Given problem:
Identify all lines in the listing that include the word "MUNICIPAL", and copy them out.

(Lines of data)
******
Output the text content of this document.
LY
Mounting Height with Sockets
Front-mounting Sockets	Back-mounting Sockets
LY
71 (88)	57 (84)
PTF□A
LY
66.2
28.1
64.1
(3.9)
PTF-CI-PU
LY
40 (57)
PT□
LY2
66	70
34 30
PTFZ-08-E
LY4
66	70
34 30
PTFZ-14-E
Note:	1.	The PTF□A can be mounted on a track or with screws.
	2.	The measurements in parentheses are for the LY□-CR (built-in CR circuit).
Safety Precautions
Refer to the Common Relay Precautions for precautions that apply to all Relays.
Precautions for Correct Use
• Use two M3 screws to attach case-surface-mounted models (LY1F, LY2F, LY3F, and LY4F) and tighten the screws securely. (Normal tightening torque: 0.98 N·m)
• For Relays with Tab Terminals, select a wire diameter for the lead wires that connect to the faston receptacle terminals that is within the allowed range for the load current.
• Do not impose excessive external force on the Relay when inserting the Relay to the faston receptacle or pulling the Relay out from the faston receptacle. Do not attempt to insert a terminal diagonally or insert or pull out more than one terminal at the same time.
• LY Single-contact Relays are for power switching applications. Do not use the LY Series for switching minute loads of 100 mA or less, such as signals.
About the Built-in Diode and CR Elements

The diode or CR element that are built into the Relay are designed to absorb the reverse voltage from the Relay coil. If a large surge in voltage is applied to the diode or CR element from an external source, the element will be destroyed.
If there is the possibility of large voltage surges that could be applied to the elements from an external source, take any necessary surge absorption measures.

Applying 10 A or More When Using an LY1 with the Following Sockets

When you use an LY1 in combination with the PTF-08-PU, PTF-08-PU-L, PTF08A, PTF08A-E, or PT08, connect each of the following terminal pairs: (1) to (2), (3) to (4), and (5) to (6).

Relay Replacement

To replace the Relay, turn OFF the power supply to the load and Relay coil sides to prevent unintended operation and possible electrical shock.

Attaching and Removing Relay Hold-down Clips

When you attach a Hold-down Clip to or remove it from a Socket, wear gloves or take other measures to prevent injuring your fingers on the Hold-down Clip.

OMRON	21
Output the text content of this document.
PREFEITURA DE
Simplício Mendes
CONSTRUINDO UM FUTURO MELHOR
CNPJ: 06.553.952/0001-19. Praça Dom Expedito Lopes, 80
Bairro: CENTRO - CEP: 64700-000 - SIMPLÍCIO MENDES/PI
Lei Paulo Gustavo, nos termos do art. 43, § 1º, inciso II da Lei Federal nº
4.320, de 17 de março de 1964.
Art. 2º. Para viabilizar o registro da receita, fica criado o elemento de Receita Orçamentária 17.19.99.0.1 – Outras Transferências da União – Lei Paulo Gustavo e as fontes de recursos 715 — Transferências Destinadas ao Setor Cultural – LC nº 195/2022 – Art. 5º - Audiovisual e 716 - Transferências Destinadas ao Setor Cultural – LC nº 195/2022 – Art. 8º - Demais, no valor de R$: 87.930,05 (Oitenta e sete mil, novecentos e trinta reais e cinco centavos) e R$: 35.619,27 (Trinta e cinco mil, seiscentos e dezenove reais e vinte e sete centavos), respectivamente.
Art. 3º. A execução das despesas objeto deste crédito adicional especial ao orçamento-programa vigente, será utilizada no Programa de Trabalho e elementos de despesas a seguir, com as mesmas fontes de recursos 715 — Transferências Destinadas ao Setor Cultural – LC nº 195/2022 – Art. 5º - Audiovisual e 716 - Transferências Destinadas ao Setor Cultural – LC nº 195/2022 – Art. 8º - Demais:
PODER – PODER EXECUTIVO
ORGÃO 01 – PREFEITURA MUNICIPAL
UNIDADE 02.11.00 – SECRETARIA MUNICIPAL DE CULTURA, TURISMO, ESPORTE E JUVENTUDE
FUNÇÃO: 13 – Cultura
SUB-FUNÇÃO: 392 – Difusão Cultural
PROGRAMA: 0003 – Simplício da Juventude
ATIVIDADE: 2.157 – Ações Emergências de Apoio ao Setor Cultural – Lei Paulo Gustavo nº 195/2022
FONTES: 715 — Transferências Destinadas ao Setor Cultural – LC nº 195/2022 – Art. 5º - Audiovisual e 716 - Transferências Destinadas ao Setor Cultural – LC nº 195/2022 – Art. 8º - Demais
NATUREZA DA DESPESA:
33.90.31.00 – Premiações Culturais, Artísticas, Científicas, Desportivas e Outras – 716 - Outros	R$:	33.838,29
******
Task output:
ORGÃO 01 – PREFEITURA MUNICIPAL
UNIDADE 02.11.00 – SECRETARIA MUNICIPAL DE CULTURA, TURISMO, ESPORTE E JUVENTUDE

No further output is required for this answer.